WHAT THE EXERCISE ASKS:
Print the listing below in its entirety, character for character.

----- INPUT MATERIAL -----

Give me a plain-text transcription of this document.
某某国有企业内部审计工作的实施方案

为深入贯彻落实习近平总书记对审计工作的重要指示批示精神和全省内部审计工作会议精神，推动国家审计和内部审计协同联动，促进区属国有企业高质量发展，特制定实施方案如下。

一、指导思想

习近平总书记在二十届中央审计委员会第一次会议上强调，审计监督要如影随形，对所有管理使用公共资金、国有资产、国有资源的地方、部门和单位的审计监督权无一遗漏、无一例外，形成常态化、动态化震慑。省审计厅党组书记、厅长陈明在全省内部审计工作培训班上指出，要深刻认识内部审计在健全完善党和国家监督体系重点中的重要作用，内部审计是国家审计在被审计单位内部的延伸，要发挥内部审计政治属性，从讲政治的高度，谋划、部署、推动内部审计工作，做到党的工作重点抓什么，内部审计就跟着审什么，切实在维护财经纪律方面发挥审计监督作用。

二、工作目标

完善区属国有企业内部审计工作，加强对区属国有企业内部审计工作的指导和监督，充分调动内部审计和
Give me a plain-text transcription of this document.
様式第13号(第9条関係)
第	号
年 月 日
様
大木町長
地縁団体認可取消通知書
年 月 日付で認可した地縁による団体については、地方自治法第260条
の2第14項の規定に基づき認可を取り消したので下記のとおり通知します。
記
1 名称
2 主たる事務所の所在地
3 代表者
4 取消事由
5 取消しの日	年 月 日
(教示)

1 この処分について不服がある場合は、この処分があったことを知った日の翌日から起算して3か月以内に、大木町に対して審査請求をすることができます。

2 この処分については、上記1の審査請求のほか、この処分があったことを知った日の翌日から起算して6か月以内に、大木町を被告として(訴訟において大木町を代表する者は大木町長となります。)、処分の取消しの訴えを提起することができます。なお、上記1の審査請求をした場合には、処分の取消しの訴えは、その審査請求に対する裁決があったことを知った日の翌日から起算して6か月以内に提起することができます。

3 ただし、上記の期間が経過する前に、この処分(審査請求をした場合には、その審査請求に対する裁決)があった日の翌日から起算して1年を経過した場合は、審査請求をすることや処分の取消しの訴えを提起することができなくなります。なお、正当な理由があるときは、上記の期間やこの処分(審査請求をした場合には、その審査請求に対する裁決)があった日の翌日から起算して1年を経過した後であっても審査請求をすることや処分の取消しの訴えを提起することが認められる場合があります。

-----

RESULT BELOW:
Give me a plain-text transcription of this document.
某某国有企业内部审计工作的实施方案

为深入贯彻落实习近平总书记对审计工作的重要指示批示精神和全省内部审计工作会议精神，推动国家审计和内部审计协同联动，促进区属国有企业高质量发展，特制定实施方案如下。

一、指导思想

习近平总书记在二十届中央审计委员会第一次会议上强调，审计监督要如影随形，对所有管理使用公共资金、国有资产、国有资源的地方、部门和单位的审计监督权无一遗漏、无一例外，形成常态化、动态化震慑。省审计厅党组书记、厅长陈明在全省内部审计工作培训班上指出，要深刻认识内部审计在健全完善党和国家监督体系重点中的重要作用，内部审计是国家审计在被审计单位内部的延伸，要发挥内部审计政治属性，从讲政治的高度，谋划、部署、推动内部审计工作，做到党的工作重点抓什么，内部审计就跟着审什么，切实在维护财经纪律方面发挥审计监督作用。

二、工作目标

完善区属国有企业内部审计工作，加强对区属国有企业内部审计工作的指导和监督，充分调动内部审计和
Give me a plain-text transcription of this document.
様式第13号(第9条関係)
第	号
年 月 日
様
大木町長
地縁団体認可取消通知書
年 月 日付で認可した地縁による団体については、地方自治法第260条
の2第14項の規定に基づき認可を取り消したので下記のとおり通知します。
記
1 名称
2 主たる事務所の所在地
3 代表者
4 取消事由
5 取消しの日	年 月 日
(教示)

1 この処分について不服がある場合は、この処分があったことを知った日の翌日から起算して3か月以内に、大木町に対して審査請求をすることができます。

2 この処分については、上記1の審査請求のほか、この処分があったことを知った日の翌日から起算して6か月以内に、大木町を被告として(訴訟において大木町を代表する者は大木町長となります。)、処分の取消しの訴えを提起することができます。なお、上記1の審査請求をした場合には、処分の取消しの訴えは、その審査請求に対する裁決があったことを知った日の翌日から起算して6か月以内に提起することができます。

3 ただし、上記の期間が経過する前に、この処分(審査請求をした場合には、その審査請求に対する裁決)があった日の翌日から起算して1年を経過した場合は、審査請求をすることや処分の取消しの訴えを提起することができなくなります。なお、正当な理由があるときは、上記の期間やこの処分(審査請求をした場合には、その審査請求に対する裁決)があった日の翌日から起算して1年を経過した後であっても審査請求をすることや処分の取消しの訴えを提起することが認められる場合があります。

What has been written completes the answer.